### Your objective
Copy the stretch of the listing from the line containing "x-tick-label: 10: [293, 342, 305, 353]" through the line containing "panel-a-y-tick-label: 0: [62, 24, 68, 35]", reproducing each line as it appears.

— Begin Exercise input —

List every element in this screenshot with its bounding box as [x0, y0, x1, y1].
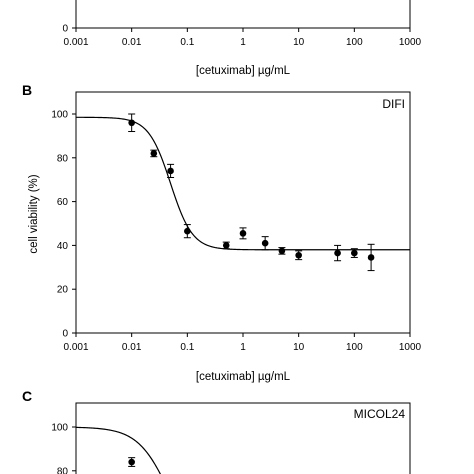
x-tick-label: 10: [293, 342, 305, 353]
panel-c-fit-curve: [75, 426, 161, 474]
panel-b-x-axis-label: [cetuximab] µg/mL: [196, 371, 291, 383]
panel-c: C MICOL24 80 100: [22, 388, 411, 474]
data-point: [351, 249, 358, 257]
panel-b-y-axis-label: cell viability (%): [28, 174, 40, 253]
y-tick-label: 100: [51, 110, 68, 121]
panel-b-letter: B: [22, 82, 32, 98]
panel-a-x-ticks: [75, 28, 411, 32]
data-point: [278, 247, 286, 255]
data-point: [222, 242, 230, 249]
data-point: [261, 239, 269, 247]
panel-b-x-tick-labels: 0.001 0.01 0.1 1 10 100 1000: [63, 342, 421, 353]
panel-b-plot-frame: [75, 91, 411, 334]
panel-c-plot-frame: [75, 402, 411, 474]
data-point: [184, 227, 191, 235]
panel-a-y-tick-label: 0: [62, 24, 68, 35]
x-tick-label: 0.1: [180, 342, 194, 353]
x-tick-label: 0.1: [180, 37, 194, 48]
x-tick-label: 100: [346, 342, 363, 353]
y-tick-label: 80: [57, 153, 69, 164]
y-tick-label: 100: [51, 423, 68, 434]
panel-b-x-ticks: [75, 333, 411, 337]
panel-b-y-tick-labels: 0 20 40 60 80 100: [51, 110, 68, 340]
x-tick-label: 1: [240, 342, 246, 353]
data-point: [128, 119, 135, 127]
panel-a: 0 0.001 0.01 0.1 1 10 100 1000 [cetuximab] µg/…: [62, 0, 422, 77]
x-tick-label: 1: [240, 37, 246, 48]
data-point: [150, 150, 158, 157]
panel-b: B DIFI cell viability (%) 0 20 40 60 80 100 0…: [22, 82, 422, 383]
x-tick-label: 100: [346, 37, 363, 48]
data-point: [334, 249, 341, 257]
x-tick-label: 0.01: [122, 37, 142, 48]
panel-a-x-axis-label: [cetuximab] µg/mL: [196, 65, 291, 77]
panel-c-y-tick-labels: 80 100: [51, 423, 68, 474]
panel-a-x-tick-labels: 0.001 0.01 0.1 1 10 100 1000: [63, 37, 421, 48]
data-point: [128, 458, 135, 466]
panel-c-points: [128, 458, 135, 466]
x-tick-label: 0.001: [63, 342, 88, 353]
panel-c-y-ticks: [72, 426, 76, 472]
x-tick-label: 0.01: [122, 342, 142, 353]
panel-c-letter: C: [22, 388, 32, 404]
y-tick-label: 40: [57, 241, 69, 252]
panel-c-title: MICOL24: [354, 407, 406, 421]
panel-b-points: [128, 119, 375, 261]
y-tick-label: 20: [57, 285, 69, 296]
panel-b-title: DIFI: [382, 97, 405, 111]
x-tick-label: 10: [293, 37, 305, 48]
x-tick-label: 1000: [399, 37, 422, 48]
panel-b-error-bars: [128, 113, 375, 272]
x-tick-label: 0.001: [63, 37, 88, 48]
y-tick-label: 80: [57, 466, 69, 474]
panel-b-y-ticks: [72, 113, 76, 334]
y-tick-label: 0: [62, 329, 68, 340]
data-point: [295, 251, 302, 259]
data-point: [239, 230, 247, 237]
data-point: [367, 254, 375, 261]
data-point: [167, 167, 174, 175]
x-tick-label: 1000: [399, 342, 422, 353]
y-tick-label: 60: [57, 197, 69, 208]
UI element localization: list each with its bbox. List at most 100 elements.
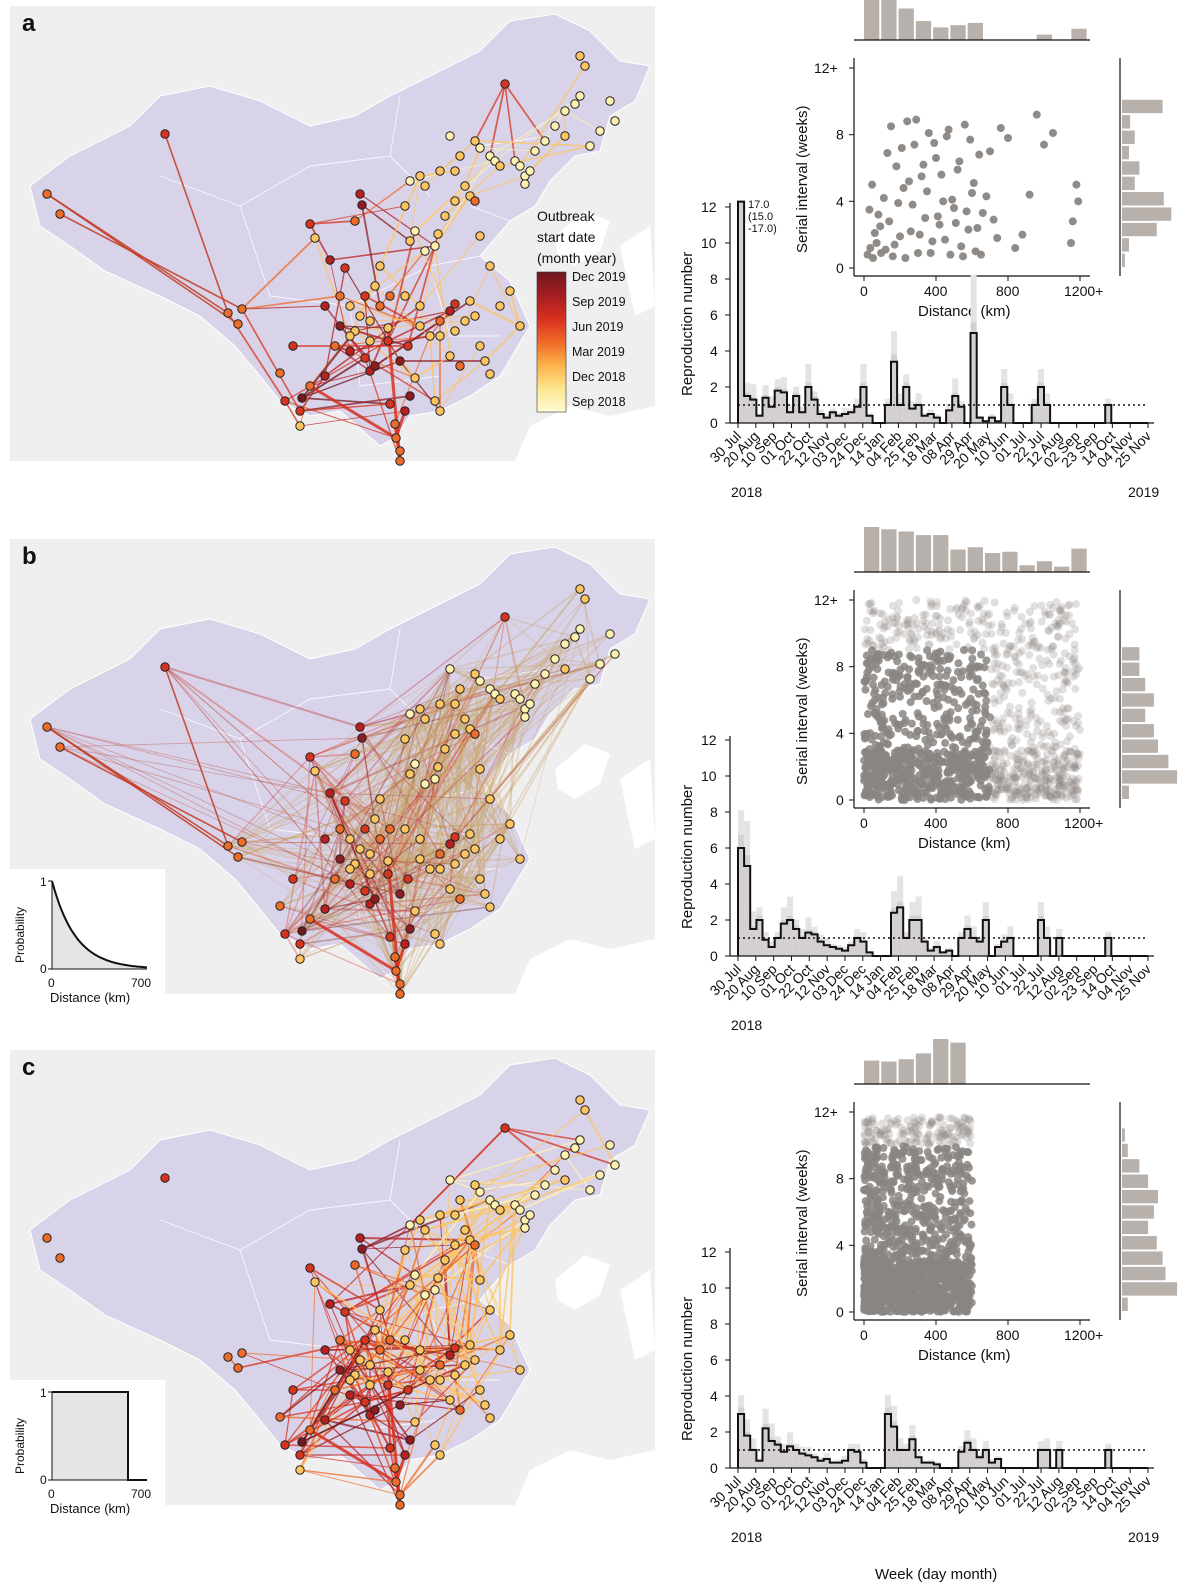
transmission-link bbox=[387, 728, 471, 875]
scatter-point bbox=[939, 629, 948, 638]
scatter-x-tick: 400 bbox=[924, 815, 948, 831]
scatter-point bbox=[1041, 783, 1050, 792]
transmission-link bbox=[474, 733, 511, 825]
transmission-link bbox=[349, 823, 511, 885]
outbreak-node bbox=[475, 341, 485, 351]
scatter-point bbox=[888, 613, 897, 622]
scatter-point bbox=[899, 1296, 908, 1305]
transmission-link bbox=[241, 828, 366, 843]
scatter-point bbox=[1056, 716, 1065, 725]
uncertainty-band bbox=[970, 935, 977, 956]
scatter-point bbox=[1006, 641, 1015, 650]
scatter-point bbox=[1065, 630, 1074, 639]
scatter-point bbox=[924, 1140, 933, 1149]
scatter-point bbox=[990, 770, 999, 779]
scatter-point bbox=[1037, 617, 1046, 626]
outbreak-node bbox=[410, 373, 420, 383]
scatter-point bbox=[913, 709, 922, 718]
uncertainty-band bbox=[988, 1461, 996, 1468]
transmission-link bbox=[424, 718, 476, 850]
scatter-point bbox=[951, 1287, 960, 1296]
outbreak-node bbox=[357, 733, 367, 743]
uncertainty-band bbox=[744, 392, 751, 423]
transmission-link bbox=[454, 693, 496, 838]
scatter-point bbox=[902, 1283, 911, 1292]
scatter-point bbox=[944, 125, 953, 134]
scatter-point bbox=[960, 773, 969, 782]
histogram-bar bbox=[1122, 724, 1154, 738]
scatter-point bbox=[1059, 783, 1068, 792]
outbreak-node bbox=[415, 854, 425, 864]
transmission-link bbox=[314, 770, 491, 908]
transmission-link bbox=[369, 818, 376, 875]
province-border bbox=[239, 205, 271, 297]
uncertainty-band bbox=[811, 396, 818, 423]
scatter-point bbox=[891, 1120, 900, 1129]
outbreak-node bbox=[395, 356, 405, 366]
scatter-point bbox=[992, 776, 1001, 785]
scatter-point bbox=[877, 680, 886, 689]
scatter-point bbox=[912, 1134, 921, 1143]
scatter-ylabel: Serial interval (weeks) bbox=[794, 105, 811, 253]
scatter-point bbox=[940, 1306, 949, 1315]
outbreak-node bbox=[237, 304, 247, 314]
scatter-point bbox=[1008, 734, 1017, 743]
outbreak-node bbox=[475, 874, 485, 884]
scatter-point bbox=[903, 618, 912, 627]
uncertainty-band bbox=[897, 402, 904, 423]
histogram-bar bbox=[1122, 1236, 1157, 1250]
scatter-point bbox=[1042, 760, 1051, 769]
scatter-point bbox=[966, 1139, 975, 1148]
outbreak-node bbox=[370, 1405, 380, 1415]
transmission-link bbox=[354, 863, 366, 892]
transmission-link bbox=[419, 245, 436, 327]
scatter-point bbox=[987, 665, 996, 674]
scatter-point bbox=[883, 1134, 892, 1143]
transmission-link bbox=[301, 397, 391, 405]
scatter-point bbox=[1074, 719, 1083, 728]
uncertainty-band bbox=[995, 945, 1002, 956]
transmission-link bbox=[361, 737, 401, 995]
scatter-point bbox=[992, 650, 1001, 659]
outbreak-node bbox=[395, 456, 405, 466]
scatter-point bbox=[997, 772, 1006, 781]
scatter-point bbox=[1063, 704, 1072, 713]
scatter-point bbox=[1055, 619, 1064, 628]
scatter-point bbox=[896, 665, 905, 674]
outbreak-node bbox=[405, 769, 415, 779]
uncertainty-band bbox=[927, 1461, 934, 1468]
scatter-point bbox=[1011, 795, 1020, 804]
transmission-link bbox=[439, 658, 556, 705]
scatter-point bbox=[926, 753, 935, 762]
transmission-link bbox=[314, 770, 371, 875]
transmission-link bbox=[354, 863, 411, 930]
kernel-x-tick: 700 bbox=[131, 976, 151, 990]
scatter-point bbox=[863, 710, 872, 719]
histogram-bar bbox=[1122, 754, 1169, 769]
scatter-point bbox=[1046, 731, 1055, 740]
transmission-link bbox=[324, 838, 351, 910]
scatter-point bbox=[1049, 758, 1058, 767]
scatter-point bbox=[897, 144, 906, 152]
scatter-point bbox=[1023, 759, 1032, 768]
transmission-link bbox=[409, 773, 486, 895]
outbreak-node bbox=[280, 929, 290, 939]
outbreak-node bbox=[605, 629, 615, 639]
outbreak-node bbox=[400, 734, 410, 744]
scatter-point bbox=[1014, 660, 1023, 669]
scatter-point bbox=[1034, 642, 1043, 651]
scatter-point bbox=[1003, 780, 1012, 789]
scatter-point bbox=[941, 634, 950, 643]
transmission-link bbox=[369, 668, 451, 905]
scatter-point bbox=[1005, 795, 1014, 804]
transmission-link bbox=[399, 1379, 431, 1496]
colorbar-title: Outbreak bbox=[537, 208, 596, 224]
scatter-point bbox=[990, 698, 999, 707]
year-label: 2018 bbox=[731, 1017, 762, 1033]
scatter-point bbox=[959, 646, 968, 655]
scatter-point bbox=[1018, 773, 1027, 782]
scatter-point bbox=[996, 753, 1005, 762]
scatter-point bbox=[1060, 751, 1069, 760]
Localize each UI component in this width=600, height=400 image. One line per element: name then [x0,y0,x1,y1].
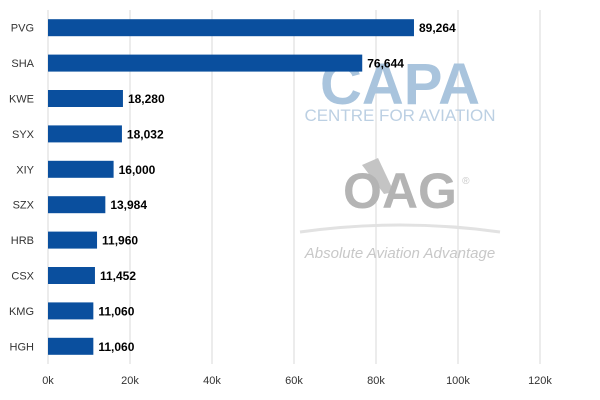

— End Exercise input —

### Full answer
x-tick-label: 10: [293, 342, 305, 353]
panel-c-fit-curve: [75, 426, 161, 474]
panel-b-x-axis-label: [cetuximab] µg/mL: [196, 371, 291, 383]
panel-c: C MICOL24 80 100: [22, 388, 411, 474]
data-point: [351, 249, 358, 257]
panel-b-y-axis-label: cell viability (%): [28, 174, 40, 253]
y-tick-label: 100: [51, 110, 68, 121]
panel-b-letter: B: [22, 82, 32, 98]
panel-a-x-ticks: [75, 28, 411, 32]
data-point: [278, 247, 286, 255]
data-point: [222, 242, 230, 249]
data-point: [261, 239, 269, 247]
panel-b-x-tick-labels: 0.001 0.01 0.1 1 10 100 1000: [63, 342, 421, 353]
panel-b-plot-frame: [75, 91, 411, 334]
panel-c-plot-frame: [75, 402, 411, 474]
data-point: [184, 227, 191, 235]
panel-a-y-tick-label: 0: [62, 24, 68, 35]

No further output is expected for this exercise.